List each line of the data in which the string "County" appears.

(Lines of data)

* begin *

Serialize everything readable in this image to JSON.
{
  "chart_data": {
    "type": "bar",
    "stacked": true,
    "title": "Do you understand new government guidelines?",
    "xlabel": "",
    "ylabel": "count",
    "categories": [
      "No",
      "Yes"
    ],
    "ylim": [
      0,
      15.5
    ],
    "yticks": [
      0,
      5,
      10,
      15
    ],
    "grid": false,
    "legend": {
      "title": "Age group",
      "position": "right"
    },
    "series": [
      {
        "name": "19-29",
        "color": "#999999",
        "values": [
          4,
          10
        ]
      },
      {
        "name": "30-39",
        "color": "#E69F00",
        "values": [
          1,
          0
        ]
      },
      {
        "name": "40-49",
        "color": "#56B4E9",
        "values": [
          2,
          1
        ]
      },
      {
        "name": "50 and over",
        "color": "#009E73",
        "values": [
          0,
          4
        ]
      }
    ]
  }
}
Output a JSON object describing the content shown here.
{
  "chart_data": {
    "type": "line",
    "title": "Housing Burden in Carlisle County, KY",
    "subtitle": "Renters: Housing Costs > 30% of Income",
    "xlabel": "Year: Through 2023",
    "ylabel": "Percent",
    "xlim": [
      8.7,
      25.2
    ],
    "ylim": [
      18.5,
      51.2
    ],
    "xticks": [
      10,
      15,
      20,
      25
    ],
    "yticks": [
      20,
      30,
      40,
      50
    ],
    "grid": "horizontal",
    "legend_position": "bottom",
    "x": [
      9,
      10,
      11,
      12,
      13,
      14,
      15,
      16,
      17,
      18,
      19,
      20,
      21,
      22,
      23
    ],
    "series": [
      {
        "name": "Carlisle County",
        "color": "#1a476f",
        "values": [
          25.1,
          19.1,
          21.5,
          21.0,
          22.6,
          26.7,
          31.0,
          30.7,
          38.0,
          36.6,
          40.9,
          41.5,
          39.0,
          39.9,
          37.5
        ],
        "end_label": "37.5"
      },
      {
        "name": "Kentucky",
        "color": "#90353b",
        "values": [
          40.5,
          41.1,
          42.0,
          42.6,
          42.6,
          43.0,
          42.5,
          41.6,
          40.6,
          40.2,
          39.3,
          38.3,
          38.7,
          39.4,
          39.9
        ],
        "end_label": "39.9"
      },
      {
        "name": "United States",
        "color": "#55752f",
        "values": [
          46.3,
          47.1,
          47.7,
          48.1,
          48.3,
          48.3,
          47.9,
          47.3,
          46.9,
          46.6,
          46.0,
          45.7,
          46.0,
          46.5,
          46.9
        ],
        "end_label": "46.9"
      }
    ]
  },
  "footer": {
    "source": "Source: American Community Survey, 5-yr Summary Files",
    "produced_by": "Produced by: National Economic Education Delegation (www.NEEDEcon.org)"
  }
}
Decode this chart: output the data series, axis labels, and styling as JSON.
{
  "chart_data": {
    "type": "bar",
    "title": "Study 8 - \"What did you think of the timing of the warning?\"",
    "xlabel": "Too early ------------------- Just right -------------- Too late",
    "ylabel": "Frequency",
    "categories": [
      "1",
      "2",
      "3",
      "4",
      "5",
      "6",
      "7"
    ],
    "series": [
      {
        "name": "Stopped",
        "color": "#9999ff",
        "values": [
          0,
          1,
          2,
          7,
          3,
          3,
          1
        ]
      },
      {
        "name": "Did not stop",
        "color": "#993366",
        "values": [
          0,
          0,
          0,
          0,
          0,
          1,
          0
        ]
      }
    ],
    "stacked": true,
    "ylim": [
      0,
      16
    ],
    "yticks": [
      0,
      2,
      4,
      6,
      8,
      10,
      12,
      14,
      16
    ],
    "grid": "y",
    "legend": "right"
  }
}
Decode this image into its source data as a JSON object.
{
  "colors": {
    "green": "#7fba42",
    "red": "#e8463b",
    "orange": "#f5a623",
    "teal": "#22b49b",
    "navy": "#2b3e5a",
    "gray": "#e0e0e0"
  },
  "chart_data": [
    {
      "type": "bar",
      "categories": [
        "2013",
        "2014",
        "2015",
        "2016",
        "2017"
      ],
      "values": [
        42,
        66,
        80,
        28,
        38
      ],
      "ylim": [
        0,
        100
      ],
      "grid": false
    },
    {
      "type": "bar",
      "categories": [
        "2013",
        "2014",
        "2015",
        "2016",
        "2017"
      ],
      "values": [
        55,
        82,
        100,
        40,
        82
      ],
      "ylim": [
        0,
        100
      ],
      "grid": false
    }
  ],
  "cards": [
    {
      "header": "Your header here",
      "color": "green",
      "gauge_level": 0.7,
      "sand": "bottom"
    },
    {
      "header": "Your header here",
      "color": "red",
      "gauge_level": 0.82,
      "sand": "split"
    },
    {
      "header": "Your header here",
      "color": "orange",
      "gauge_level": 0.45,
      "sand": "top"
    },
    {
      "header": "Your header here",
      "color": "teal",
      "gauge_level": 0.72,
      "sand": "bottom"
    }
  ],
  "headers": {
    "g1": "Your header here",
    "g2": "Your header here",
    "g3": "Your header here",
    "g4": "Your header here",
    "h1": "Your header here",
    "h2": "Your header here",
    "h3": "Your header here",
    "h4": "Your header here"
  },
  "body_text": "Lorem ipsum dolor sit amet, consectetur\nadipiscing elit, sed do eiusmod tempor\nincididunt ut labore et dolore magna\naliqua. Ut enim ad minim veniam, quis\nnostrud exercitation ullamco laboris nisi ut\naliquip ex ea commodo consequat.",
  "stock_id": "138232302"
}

* end *

> _Exercise result_
    "title": "Housing Burden in Carlisle County, KY",
        "name": "Carlisle County",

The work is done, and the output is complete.